→ WHAT YOU WILL DO:
Identify the lines that contain the word "time", then copy them.

#### DATA SHOWN

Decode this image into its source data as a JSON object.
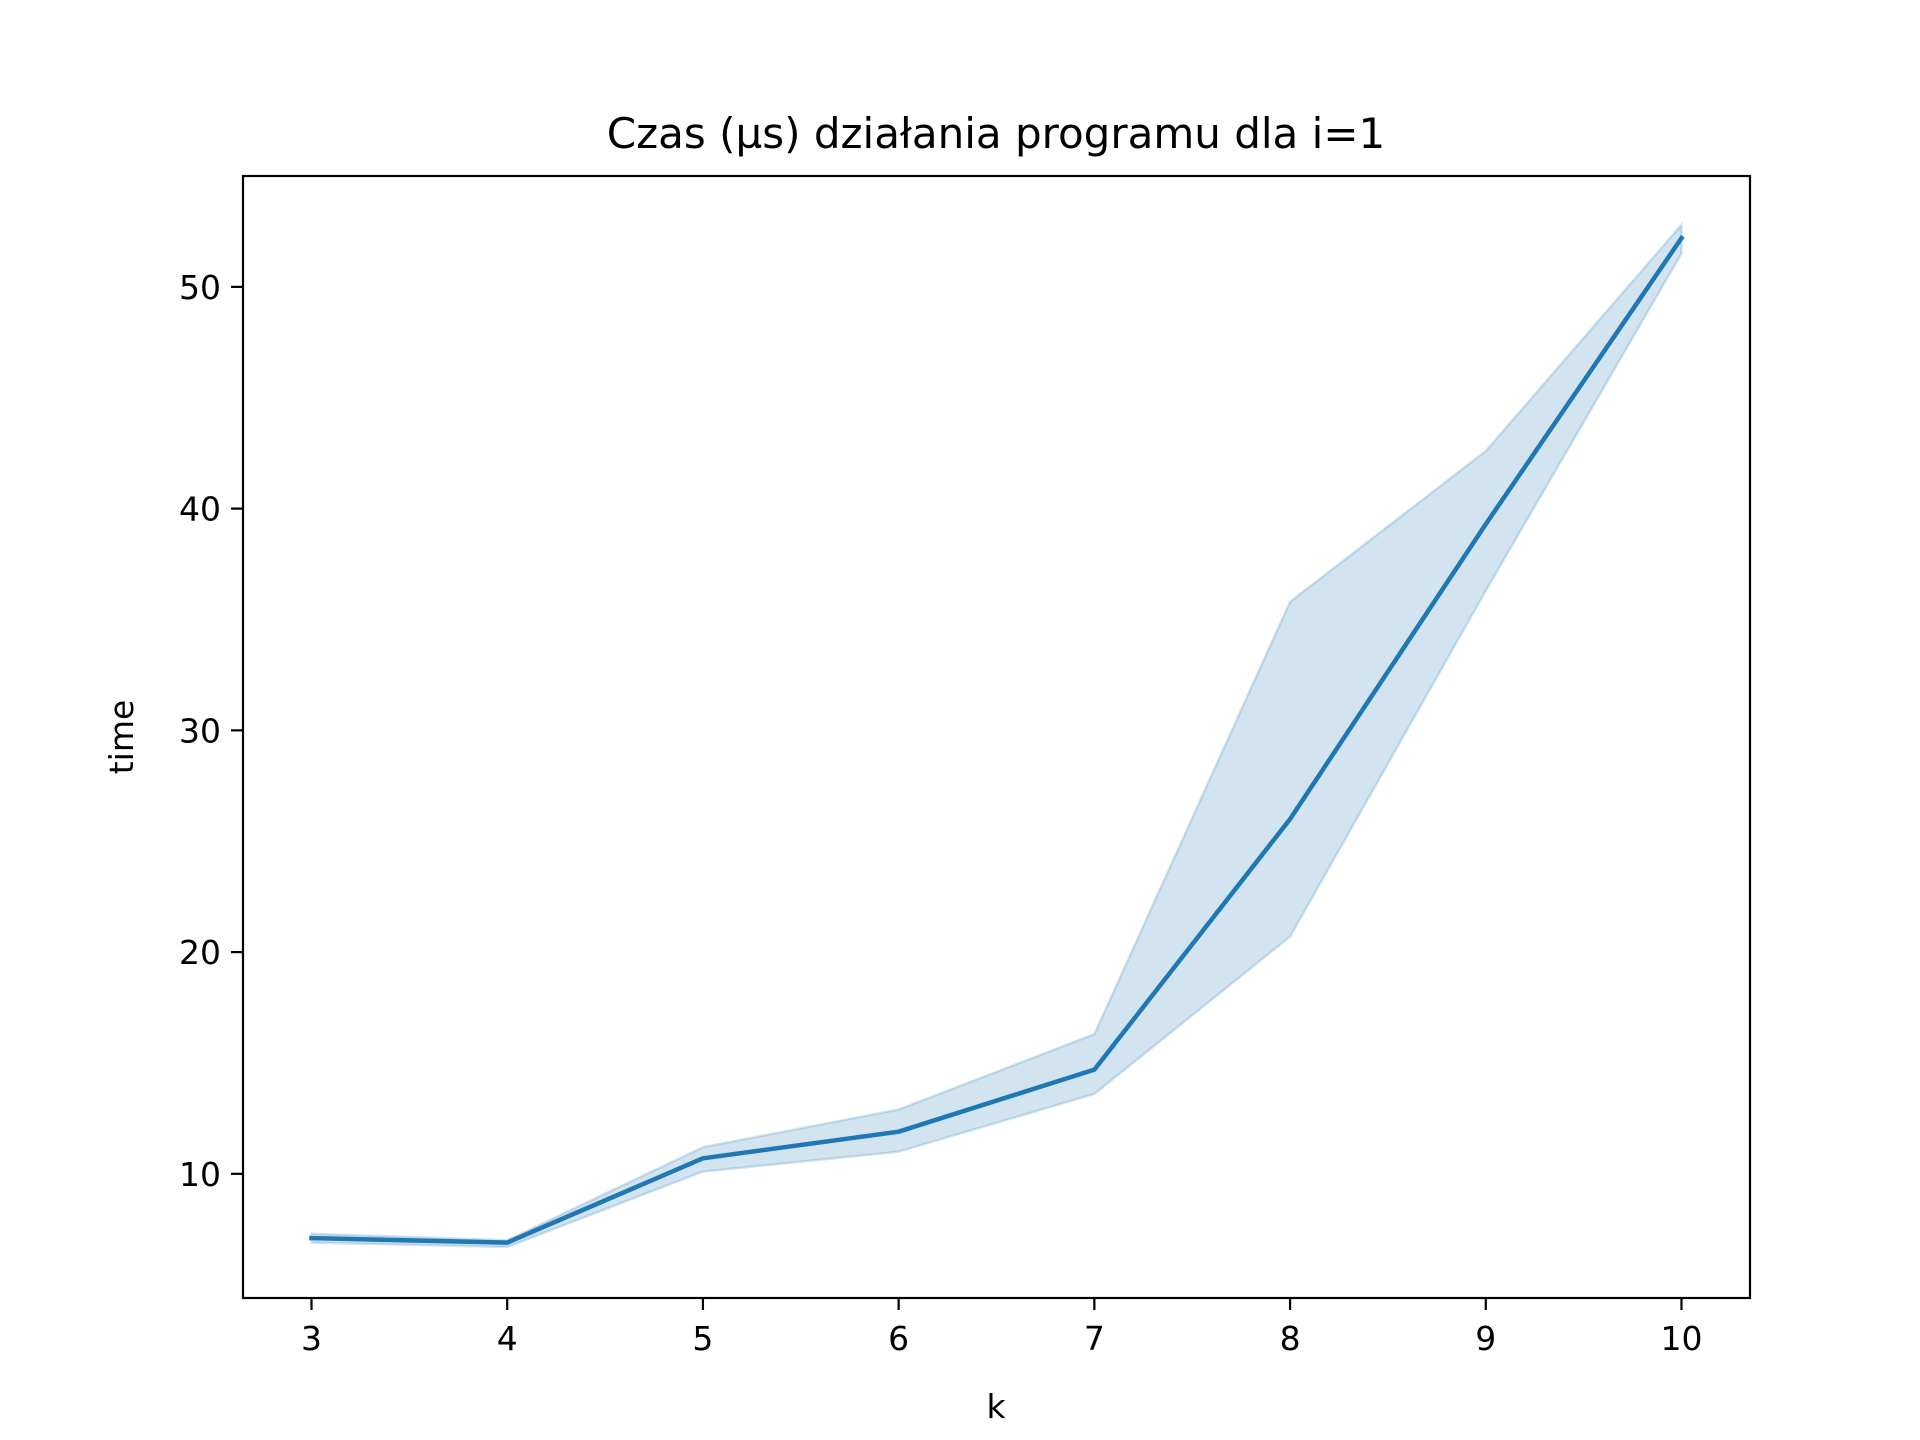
{
  "chart_data": {
    "type": "line",
    "title": "Czas (µs) działania programu dla i=1",
    "xlabel": "k",
    "ylabel": "time",
    "x": [
      3,
      4,
      5,
      6,
      7,
      8,
      9,
      10
    ],
    "series": [
      {
        "values": [
          7.1,
          6.9,
          10.7,
          11.9,
          14.7,
          26.0,
          39.3,
          52.2
        ],
        "ci_lower": [
          6.9,
          6.7,
          10.1,
          11.0,
          13.6,
          20.7,
          36.3,
          51.5
        ],
        "ci_upper": [
          7.3,
          7.0,
          11.2,
          12.9,
          16.3,
          35.8,
          42.6,
          52.8
        ],
        "color": "#1f77b4",
        "band_color": "#1f77b4"
      }
    ],
    "xticks": [
      3,
      4,
      5,
      6,
      7,
      8,
      9,
      10
    ],
    "xtick_labels": [
      "3",
      "4",
      "5",
      "6",
      "7",
      "8",
      "9",
      "10"
    ],
    "yticks": [
      10,
      20,
      30,
      40,
      50
    ],
    "ytick_labels": [
      "10",
      "20",
      "30",
      "40",
      "50"
    ],
    "xlim": [
      2.65,
      10.35
    ],
    "ylim": [
      4.4,
      55.0
    ],
    "grid": false,
    "legend": "none"
  }
}
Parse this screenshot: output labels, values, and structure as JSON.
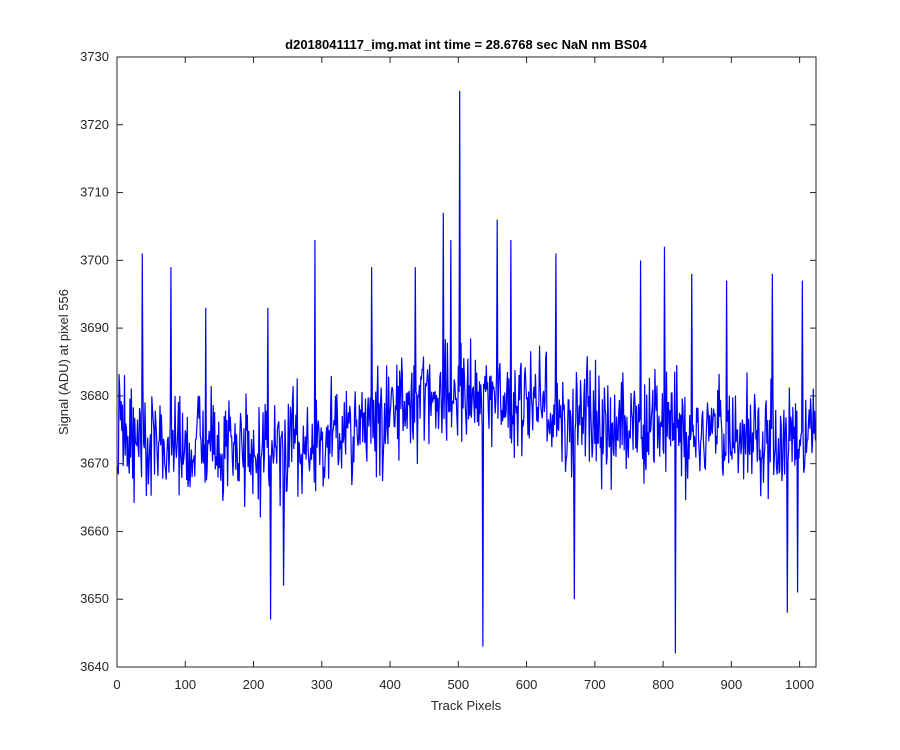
{
  "chart_data": {
    "type": "line",
    "title": "d2018041117_img.mat int time = 28.6768 sec  NaN nm BS04",
    "xlabel": "Track Pixels",
    "ylabel": "Signal (ADU) at pixel 556",
    "xlim": [
      0,
      1024
    ],
    "ylim": [
      3640,
      3730
    ],
    "xticks": [
      0,
      100,
      200,
      300,
      400,
      500,
      600,
      700,
      800,
      900,
      1000
    ],
    "yticks": [
      3640,
      3650,
      3660,
      3670,
      3680,
      3690,
      3700,
      3710,
      3720,
      3730
    ],
    "grid": false,
    "box": true,
    "series": [
      {
        "color": "#0000ff",
        "x_start": 1,
        "x_step": 1,
        "baseline": [
          [
            0,
            3674
          ],
          [
            150,
            3672
          ],
          [
            300,
            3673
          ],
          [
            400,
            3677
          ],
          [
            450,
            3680
          ],
          [
            500,
            3681
          ],
          [
            600,
            3679
          ],
          [
            700,
            3676
          ],
          [
            800,
            3675
          ],
          [
            900,
            3674
          ],
          [
            1024,
            3674
          ]
        ],
        "noise_amplitude": 7,
        "spikes": [
          {
            "x": 37,
            "y": 3701
          },
          {
            "x": 79,
            "y": 3699
          },
          {
            "x": 130,
            "y": 3693
          },
          {
            "x": 221,
            "y": 3693
          },
          {
            "x": 225,
            "y": 3647
          },
          {
            "x": 244,
            "y": 3652
          },
          {
            "x": 290,
            "y": 3703
          },
          {
            "x": 373,
            "y": 3699
          },
          {
            "x": 437,
            "y": 3699
          },
          {
            "x": 478,
            "y": 3707
          },
          {
            "x": 489,
            "y": 3703
          },
          {
            "x": 502,
            "y": 3725
          },
          {
            "x": 536,
            "y": 3643
          },
          {
            "x": 557,
            "y": 3706
          },
          {
            "x": 577,
            "y": 3703
          },
          {
            "x": 643,
            "y": 3701
          },
          {
            "x": 670,
            "y": 3650
          },
          {
            "x": 767,
            "y": 3700
          },
          {
            "x": 802,
            "y": 3702
          },
          {
            "x": 818,
            "y": 3642
          },
          {
            "x": 842,
            "y": 3698
          },
          {
            "x": 893,
            "y": 3697
          },
          {
            "x": 960,
            "y": 3698
          },
          {
            "x": 982,
            "y": 3648
          },
          {
            "x": 997,
            "y": 3651
          },
          {
            "x": 1004,
            "y": 3697
          }
        ]
      }
    ]
  }
}
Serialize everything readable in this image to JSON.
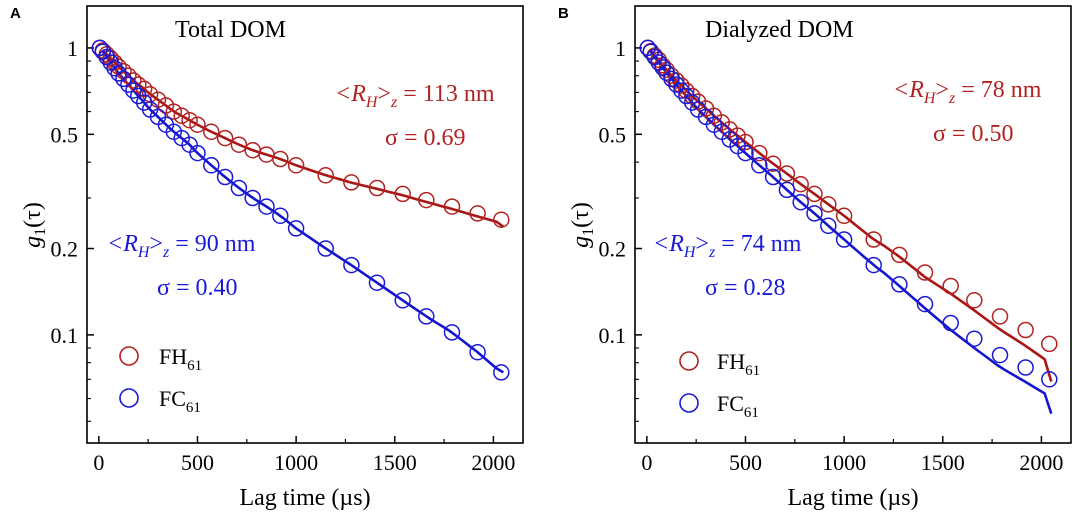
{
  "figure": {
    "panels": [
      "A",
      "B"
    ]
  },
  "colors": {
    "fh": "#b22222",
    "fc": "#1a1ad6",
    "fh_line": "#aa1515",
    "fc_line": "#1515cc"
  },
  "chart_data": [
    {
      "type": "scatter",
      "panel": "A",
      "title": "Total DOM",
      "xlabel": "Lag time (µs)",
      "ylabel": "g1(τ)",
      "ylabel_main": "g",
      "ylabel_sub": "1",
      "ylabel_tail": "(τ)",
      "xlim": [
        -60,
        2150
      ],
      "ylim": [
        0.042,
        1.4
      ],
      "yscale": "log",
      "xticks": [
        0,
        500,
        1000,
        1500,
        2000
      ],
      "xtick_labels": [
        "0",
        "500",
        "1000",
        "1500",
        "2000"
      ],
      "yticks": [
        0.1,
        0.2,
        0.5,
        1
      ],
      "ytick_labels": [
        "0.1",
        "0.2",
        "0.5",
        "1"
      ],
      "legend": [
        "FH61",
        "FC61"
      ],
      "legend_main": [
        "FH",
        "FC"
      ],
      "legend_sub": [
        "61",
        "61"
      ],
      "annotations": [
        {
          "series": "FH61",
          "rh_label": "<RH>z = 113 nm",
          "rh_main": "<R",
          "rh_sub1": "H",
          "rh_close": ">",
          "rh_sub2": "z",
          "rh_value": " = 113 nm",
          "sigma": "σ = 0.69"
        },
        {
          "series": "FC61",
          "rh_label": "<RH>z = 90 nm",
          "rh_main": "<R",
          "rh_sub1": "H",
          "rh_close": ">",
          "rh_sub2": "z",
          "rh_value": " = 90 nm",
          "sigma": "σ = 0.40"
        }
      ],
      "series": [
        {
          "name": "FH61",
          "color": "#b22222",
          "a": 0.24,
          "b": -0.00148,
          "c": 0.91,
          "fit_x": [
            20,
            2050
          ],
          "fit_y0": 0.98,
          "fit_y1": 0.245
        },
        {
          "name": "FC61",
          "color": "#1a1ad6",
          "a": 0.0,
          "b": -0.00127,
          "c": 1.0,
          "fit_x": [
            20,
            2050
          ],
          "fit_y0": 0.975,
          "fit_y1": 0.074
        }
      ],
      "points": {
        "FH61": [
          [
            5,
            1.0
          ],
          [
            20,
            0.98
          ],
          [
            40,
            0.95
          ],
          [
            60,
            0.92
          ],
          [
            80,
            0.89
          ],
          [
            100,
            0.86
          ],
          [
            125,
            0.83
          ],
          [
            150,
            0.8
          ],
          [
            175,
            0.77
          ],
          [
            200,
            0.745
          ],
          [
            230,
            0.72
          ],
          [
            260,
            0.69
          ],
          [
            300,
            0.66
          ],
          [
            340,
            0.63
          ],
          [
            380,
            0.6
          ],
          [
            420,
            0.58
          ],
          [
            460,
            0.56
          ],
          [
            500,
            0.54
          ],
          [
            570,
            0.51
          ],
          [
            640,
            0.485
          ],
          [
            710,
            0.46
          ],
          [
            780,
            0.44
          ],
          [
            850,
            0.425
          ],
          [
            920,
            0.41
          ],
          [
            1000,
            0.39
          ],
          [
            1150,
            0.36
          ],
          [
            1280,
            0.34
          ],
          [
            1410,
            0.325
          ],
          [
            1540,
            0.31
          ],
          [
            1660,
            0.295
          ],
          [
            1790,
            0.28
          ],
          [
            1920,
            0.265
          ],
          [
            2040,
            0.252
          ]
        ],
        "FC61": [
          [
            5,
            1.0
          ],
          [
            20,
            0.97
          ],
          [
            40,
            0.93
          ],
          [
            60,
            0.89
          ],
          [
            80,
            0.85
          ],
          [
            100,
            0.815
          ],
          [
            125,
            0.78
          ],
          [
            150,
            0.745
          ],
          [
            175,
            0.71
          ],
          [
            200,
            0.68
          ],
          [
            230,
            0.645
          ],
          [
            260,
            0.61
          ],
          [
            300,
            0.575
          ],
          [
            340,
            0.54
          ],
          [
            380,
            0.51
          ],
          [
            420,
            0.485
          ],
          [
            460,
            0.46
          ],
          [
            500,
            0.43
          ],
          [
            570,
            0.39
          ],
          [
            640,
            0.355
          ],
          [
            710,
            0.325
          ],
          [
            780,
            0.3
          ],
          [
            850,
            0.28
          ],
          [
            920,
            0.26
          ],
          [
            1000,
            0.235
          ],
          [
            1150,
            0.2
          ],
          [
            1280,
            0.175
          ],
          [
            1410,
            0.152
          ],
          [
            1540,
            0.132
          ],
          [
            1660,
            0.116
          ],
          [
            1790,
            0.102
          ],
          [
            1920,
            0.087
          ],
          [
            2040,
            0.074
          ]
        ]
      }
    },
    {
      "type": "scatter",
      "panel": "B",
      "title": "Dialyzed DOM",
      "xlabel": "Lag time (µs)",
      "ylabel": "g1(τ)",
      "ylabel_main": "g",
      "ylabel_sub": "1",
      "ylabel_tail": "(τ)",
      "xlim": [
        -60,
        2150
      ],
      "ylim": [
        0.042,
        1.4
      ],
      "yscale": "log",
      "xticks": [
        0,
        500,
        1000,
        1500,
        2000
      ],
      "xtick_labels": [
        "0",
        "500",
        "1000",
        "1500",
        "2000"
      ],
      "yticks": [
        0.1,
        0.2,
        0.5,
        1
      ],
      "ytick_labels": [
        "0.1",
        "0.2",
        "0.5",
        "1"
      ],
      "legend": [
        "FH61",
        "FC61"
      ],
      "legend_main": [
        "FH",
        "FC"
      ],
      "legend_sub": [
        "61",
        "61"
      ],
      "annotations": [
        {
          "series": "FH61",
          "rh_label": "<RH>z = 78 nm",
          "rh_main": "<R",
          "rh_sub1": "H",
          "rh_close": ">",
          "rh_sub2": "z",
          "rh_value": " = 78 nm",
          "sigma": "σ = 0.50"
        },
        {
          "series": "FC61",
          "rh_label": "<RH>z = 74 nm",
          "rh_main": "<R",
          "rh_sub1": "H",
          "rh_close": ">",
          "rh_sub2": "z",
          "rh_value": " = 74 nm",
          "sigma": "σ = 0.28"
        }
      ],
      "series": [
        {
          "name": "FH61",
          "color": "#b22222",
          "fit_x": [
            20,
            2050
          ],
          "fit_y0": 0.98,
          "fit_y1": 0.08
        },
        {
          "name": "FC61",
          "color": "#1a1ad6",
          "fit_x": [
            20,
            2050
          ],
          "fit_y0": 0.975,
          "fit_y1": 0.061
        }
      ],
      "points": {
        "FH61": [
          [
            5,
            1.0
          ],
          [
            20,
            0.975
          ],
          [
            40,
            0.94
          ],
          [
            60,
            0.91
          ],
          [
            80,
            0.87
          ],
          [
            100,
            0.84
          ],
          [
            125,
            0.8
          ],
          [
            150,
            0.77
          ],
          [
            175,
            0.74
          ],
          [
            200,
            0.71
          ],
          [
            230,
            0.68
          ],
          [
            260,
            0.65
          ],
          [
            300,
            0.615
          ],
          [
            340,
            0.58
          ],
          [
            380,
            0.55
          ],
          [
            420,
            0.52
          ],
          [
            460,
            0.495
          ],
          [
            500,
            0.47
          ],
          [
            570,
            0.43
          ],
          [
            640,
            0.395
          ],
          [
            710,
            0.365
          ],
          [
            780,
            0.335
          ],
          [
            850,
            0.31
          ],
          [
            920,
            0.285
          ],
          [
            1000,
            0.26
          ],
          [
            1150,
            0.215
          ],
          [
            1280,
            0.19
          ],
          [
            1410,
            0.165
          ],
          [
            1540,
            0.148
          ],
          [
            1660,
            0.132
          ],
          [
            1790,
            0.116
          ],
          [
            1920,
            0.104
          ],
          [
            2040,
            0.093
          ]
        ],
        "FC61": [
          [
            5,
            1.0
          ],
          [
            20,
            0.97
          ],
          [
            40,
            0.93
          ],
          [
            60,
            0.89
          ],
          [
            80,
            0.855
          ],
          [
            100,
            0.82
          ],
          [
            125,
            0.78
          ],
          [
            150,
            0.745
          ],
          [
            175,
            0.71
          ],
          [
            200,
            0.68
          ],
          [
            230,
            0.645
          ],
          [
            260,
            0.61
          ],
          [
            300,
            0.575
          ],
          [
            340,
            0.54
          ],
          [
            380,
            0.51
          ],
          [
            420,
            0.48
          ],
          [
            460,
            0.455
          ],
          [
            500,
            0.43
          ],
          [
            570,
            0.39
          ],
          [
            640,
            0.355
          ],
          [
            710,
            0.32
          ],
          [
            780,
            0.29
          ],
          [
            850,
            0.265
          ],
          [
            920,
            0.24
          ],
          [
            1000,
            0.215
          ],
          [
            1150,
            0.175
          ],
          [
            1280,
            0.15
          ],
          [
            1410,
            0.128
          ],
          [
            1540,
            0.11
          ],
          [
            1660,
            0.097
          ],
          [
            1790,
            0.085
          ],
          [
            1920,
            0.077
          ],
          [
            2040,
            0.07
          ]
        ]
      }
    }
  ]
}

########

→ THE SOLUTION:
    "ylabel": "time",
    "title": "d2018041117_img.mat int time = 28.6768 sec  NaN nm BS04",
      "xlabel": "Lag time (µs)",
      "xlabel": "Lag time (µs)",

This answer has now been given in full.